"""
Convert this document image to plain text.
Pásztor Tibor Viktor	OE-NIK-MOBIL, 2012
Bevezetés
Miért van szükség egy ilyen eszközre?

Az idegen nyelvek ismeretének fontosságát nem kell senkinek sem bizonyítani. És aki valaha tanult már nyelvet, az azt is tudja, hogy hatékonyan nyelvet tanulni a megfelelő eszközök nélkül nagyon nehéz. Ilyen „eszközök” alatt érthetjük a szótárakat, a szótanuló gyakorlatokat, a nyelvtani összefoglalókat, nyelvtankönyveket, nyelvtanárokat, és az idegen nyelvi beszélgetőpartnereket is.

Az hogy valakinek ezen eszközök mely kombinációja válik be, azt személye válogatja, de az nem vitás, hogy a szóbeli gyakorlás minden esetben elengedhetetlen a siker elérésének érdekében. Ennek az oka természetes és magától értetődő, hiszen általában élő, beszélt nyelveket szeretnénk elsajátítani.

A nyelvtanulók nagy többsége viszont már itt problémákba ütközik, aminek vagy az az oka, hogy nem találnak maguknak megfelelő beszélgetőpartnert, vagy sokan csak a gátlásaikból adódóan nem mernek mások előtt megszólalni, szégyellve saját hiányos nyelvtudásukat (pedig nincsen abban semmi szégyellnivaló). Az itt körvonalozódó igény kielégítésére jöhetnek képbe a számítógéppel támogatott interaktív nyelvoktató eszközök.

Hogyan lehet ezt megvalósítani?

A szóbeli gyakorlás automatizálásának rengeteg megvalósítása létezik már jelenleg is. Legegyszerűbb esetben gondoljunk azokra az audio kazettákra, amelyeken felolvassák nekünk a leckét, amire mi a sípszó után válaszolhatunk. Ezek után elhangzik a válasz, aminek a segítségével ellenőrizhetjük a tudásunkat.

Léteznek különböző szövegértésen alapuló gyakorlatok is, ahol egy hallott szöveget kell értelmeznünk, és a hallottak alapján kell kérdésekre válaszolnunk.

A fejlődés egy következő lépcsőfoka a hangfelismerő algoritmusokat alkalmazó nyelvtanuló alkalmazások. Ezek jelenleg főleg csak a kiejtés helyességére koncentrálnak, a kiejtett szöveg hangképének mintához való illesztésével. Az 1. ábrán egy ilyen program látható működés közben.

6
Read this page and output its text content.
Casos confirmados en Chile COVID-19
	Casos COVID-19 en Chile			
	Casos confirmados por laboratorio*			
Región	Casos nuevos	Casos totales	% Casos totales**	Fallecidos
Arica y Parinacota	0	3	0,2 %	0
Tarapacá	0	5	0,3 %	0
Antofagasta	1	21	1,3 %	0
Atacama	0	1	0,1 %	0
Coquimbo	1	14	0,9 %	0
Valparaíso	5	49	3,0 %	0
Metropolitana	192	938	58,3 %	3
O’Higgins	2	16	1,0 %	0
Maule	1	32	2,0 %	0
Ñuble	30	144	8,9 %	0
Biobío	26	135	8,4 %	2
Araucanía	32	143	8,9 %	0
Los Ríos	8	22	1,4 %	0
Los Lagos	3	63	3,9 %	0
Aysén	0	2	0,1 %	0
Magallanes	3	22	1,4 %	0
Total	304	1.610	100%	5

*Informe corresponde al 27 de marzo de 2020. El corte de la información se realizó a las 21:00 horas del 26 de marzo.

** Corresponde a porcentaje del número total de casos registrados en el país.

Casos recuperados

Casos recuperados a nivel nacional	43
"""
What this task involves: In the entries above, find each line with the string "megfelelő" and copy it.

Full response:
Az idegen nyelvek ismeretének fontosságát nem kell senkinek sem bizonyítani. És aki valaha tanult már nyelvet, az azt is tudja, hogy hatékonyan nyelvet tanulni a megfelelő eszközök nélkül nagyon nehéz. Ilyen „eszközök” alatt érthetjük a szótárakat, a szótanuló gyakorlatokat, a nyelvtani összefoglalókat, nyelvtankönyveket, nyelvtanárokat, és az idegen nyelvi beszélgetőpartnereket is.
A nyelvtanulók nagy többsége viszont már itt problémákba ütközik, aminek vagy az az oka, hogy nem találnak maguknak megfelelő beszélgetőpartnert, vagy sokan csak a gátlásaikból adódóan nem mernek mások előtt megszólalni, szégyellve saját hiányos nyelvtudásukat (pedig nincsen abban semmi szégyellnivaló). Az itt körvonalozódó igény kielégítésére jöhetnek képbe a számítógéppel támogatott interaktív nyelvoktató eszközök.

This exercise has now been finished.